====== DATA TO USE

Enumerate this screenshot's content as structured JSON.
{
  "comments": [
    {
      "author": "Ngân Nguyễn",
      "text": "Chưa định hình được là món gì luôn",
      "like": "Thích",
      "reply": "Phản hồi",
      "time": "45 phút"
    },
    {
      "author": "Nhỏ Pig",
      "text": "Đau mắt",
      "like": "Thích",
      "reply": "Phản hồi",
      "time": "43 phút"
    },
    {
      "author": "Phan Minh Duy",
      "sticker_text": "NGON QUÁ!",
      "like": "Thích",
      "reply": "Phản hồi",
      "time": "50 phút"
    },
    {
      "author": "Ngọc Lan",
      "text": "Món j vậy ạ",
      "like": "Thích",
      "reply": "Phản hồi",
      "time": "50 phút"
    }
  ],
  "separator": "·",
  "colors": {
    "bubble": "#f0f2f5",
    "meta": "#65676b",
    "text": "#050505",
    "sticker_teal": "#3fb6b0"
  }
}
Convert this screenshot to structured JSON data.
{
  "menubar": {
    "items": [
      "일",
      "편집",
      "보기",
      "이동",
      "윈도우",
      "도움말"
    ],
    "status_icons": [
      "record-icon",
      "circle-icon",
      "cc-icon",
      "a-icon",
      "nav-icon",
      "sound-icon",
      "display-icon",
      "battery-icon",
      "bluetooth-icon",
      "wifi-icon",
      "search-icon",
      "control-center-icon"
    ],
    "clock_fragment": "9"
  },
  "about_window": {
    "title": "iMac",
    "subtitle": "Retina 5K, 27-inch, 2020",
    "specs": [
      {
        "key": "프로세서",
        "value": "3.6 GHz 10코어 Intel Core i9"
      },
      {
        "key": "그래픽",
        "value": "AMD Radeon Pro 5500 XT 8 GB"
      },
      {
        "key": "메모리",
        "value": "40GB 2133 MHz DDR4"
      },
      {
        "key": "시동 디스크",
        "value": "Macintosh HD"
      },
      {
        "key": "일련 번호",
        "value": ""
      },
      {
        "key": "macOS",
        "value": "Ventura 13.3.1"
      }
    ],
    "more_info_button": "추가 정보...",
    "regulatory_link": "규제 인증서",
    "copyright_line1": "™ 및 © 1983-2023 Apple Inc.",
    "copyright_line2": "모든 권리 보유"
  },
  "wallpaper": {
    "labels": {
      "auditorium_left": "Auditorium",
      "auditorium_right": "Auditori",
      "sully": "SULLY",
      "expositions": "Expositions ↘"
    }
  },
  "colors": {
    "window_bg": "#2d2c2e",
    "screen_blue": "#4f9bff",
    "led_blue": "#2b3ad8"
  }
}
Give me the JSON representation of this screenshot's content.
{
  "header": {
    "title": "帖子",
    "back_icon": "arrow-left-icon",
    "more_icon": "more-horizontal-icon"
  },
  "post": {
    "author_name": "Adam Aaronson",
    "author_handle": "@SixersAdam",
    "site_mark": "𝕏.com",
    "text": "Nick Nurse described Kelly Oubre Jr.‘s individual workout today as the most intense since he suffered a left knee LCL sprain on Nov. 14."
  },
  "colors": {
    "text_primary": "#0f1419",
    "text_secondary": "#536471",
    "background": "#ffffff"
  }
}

============

THE TASK.
Each line from the one containing "Give me the" through the end of the entries, both included, is to be returned exactly, with no other lines.

THE RESPONSE.
Give me the JSON representation of this screenshot's content.
{
  "header": {
    "title": "帖子",
    "back_icon": "arrow-left-icon",
    "more_icon": "more-horizontal-icon"
  },
  "post": {
    "author_name": "Adam Aaronson",
    "author_handle": "@SixersAdam",
    "site_mark": "𝕏.com",
    "text": "Nick Nurse described Kelly Oubre Jr.‘s individual workout today as the most intense since he suffered a left knee LCL sprain on Nov. 14."
  },
  "colors": {
    "text_primary": "#0f1419",
    "text_secondary": "#536471",
    "background": "#ffffff"
  }
}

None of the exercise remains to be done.